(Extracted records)
·····

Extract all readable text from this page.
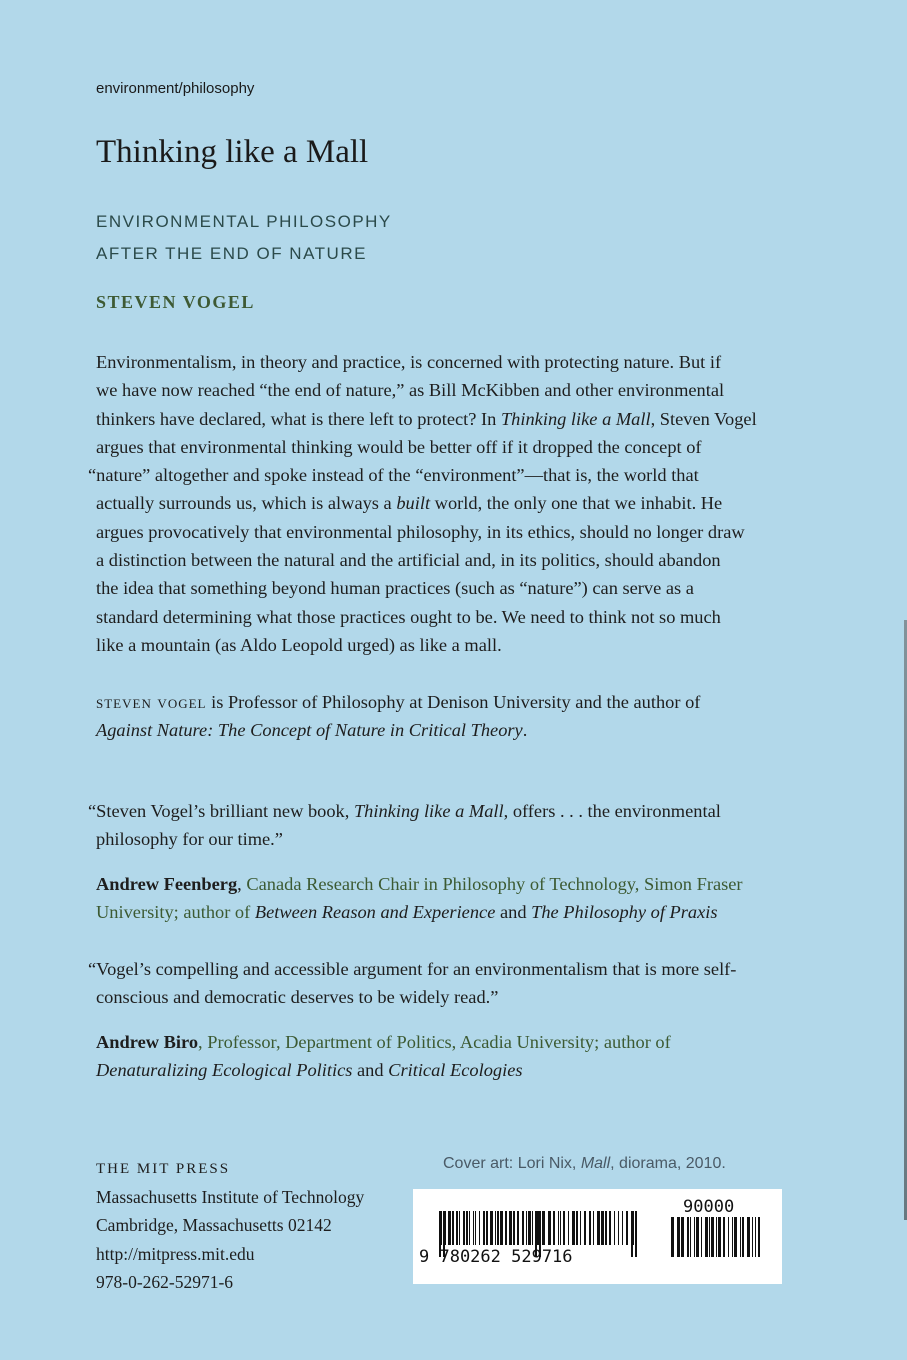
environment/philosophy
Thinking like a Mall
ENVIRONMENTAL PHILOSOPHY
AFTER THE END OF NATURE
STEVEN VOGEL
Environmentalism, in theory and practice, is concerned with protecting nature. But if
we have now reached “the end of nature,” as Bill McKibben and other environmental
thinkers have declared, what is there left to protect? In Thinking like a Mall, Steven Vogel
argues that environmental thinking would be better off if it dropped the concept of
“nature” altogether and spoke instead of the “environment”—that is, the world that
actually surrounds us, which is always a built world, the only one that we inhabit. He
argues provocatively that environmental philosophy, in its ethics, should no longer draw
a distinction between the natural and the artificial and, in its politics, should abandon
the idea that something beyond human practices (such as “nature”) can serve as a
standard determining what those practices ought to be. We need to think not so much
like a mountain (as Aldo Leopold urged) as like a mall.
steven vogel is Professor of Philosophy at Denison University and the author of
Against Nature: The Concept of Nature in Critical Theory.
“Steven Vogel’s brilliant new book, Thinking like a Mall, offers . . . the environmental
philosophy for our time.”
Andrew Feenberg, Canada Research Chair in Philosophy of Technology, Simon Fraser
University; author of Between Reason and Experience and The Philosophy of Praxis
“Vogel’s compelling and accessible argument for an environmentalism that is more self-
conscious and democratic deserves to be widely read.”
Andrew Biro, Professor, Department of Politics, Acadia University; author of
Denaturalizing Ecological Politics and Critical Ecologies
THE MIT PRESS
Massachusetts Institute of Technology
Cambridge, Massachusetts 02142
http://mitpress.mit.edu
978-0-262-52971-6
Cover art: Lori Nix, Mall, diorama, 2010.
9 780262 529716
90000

·····

* _DIRECTIONS_: Images should not appear in the copy; retype the listing above exactly.

* _WORKED SOLUTION_:
Extract all readable text from this page.
environment/philosophy
Thinking like a Mall
ENVIRONMENTAL PHILOSOPHY
AFTER THE END OF NATURE
STEVEN VOGEL
Environmentalism, in theory and practice, is concerned with protecting nature. But if
we have now reached “the end of nature,” as Bill McKibben and other environmental
thinkers have declared, what is there left to protect? In Thinking like a Mall, Steven Vogel
argues that environmental thinking would be better off if it dropped the concept of
“nature” altogether and spoke instead of the “environment”—that is, the world that
actually surrounds us, which is always a built world, the only one that we inhabit. He
argues provocatively that environmental philosophy, in its ethics, should no longer draw
a distinction between the natural and the artificial and, in its politics, should abandon
the idea that something beyond human practices (such as “nature”) can serve as a
standard determining what those practices ought to be. We need to think not so much
like a mountain (as Aldo Leopold urged) as like a mall.
steven vogel is Professor of Philosophy at Denison University and the author of
Against Nature: The Concept of Nature in Critical Theory.
“Steven Vogel’s brilliant new book, Thinking like a Mall, offers . . . the environmental
philosophy for our time.”
Andrew Feenberg, Canada Research Chair in Philosophy of Technology, Simon Fraser
University; author of Between Reason and Experience and The Philosophy of Praxis
“Vogel’s compelling and accessible argument for an environmentalism that is more self-
conscious and democratic deserves to be widely read.”
Andrew Biro, Professor, Department of Politics, Acadia University; author of
Denaturalizing Ecological Politics and Critical Ecologies
THE MIT PRESS
Massachusetts Institute of Technology
Cambridge, Massachusetts 02142
http://mitpress.mit.edu
978-0-262-52971-6
Cover art: Lori Nix, Mall, diorama, 2010.
9 780262 529716
90000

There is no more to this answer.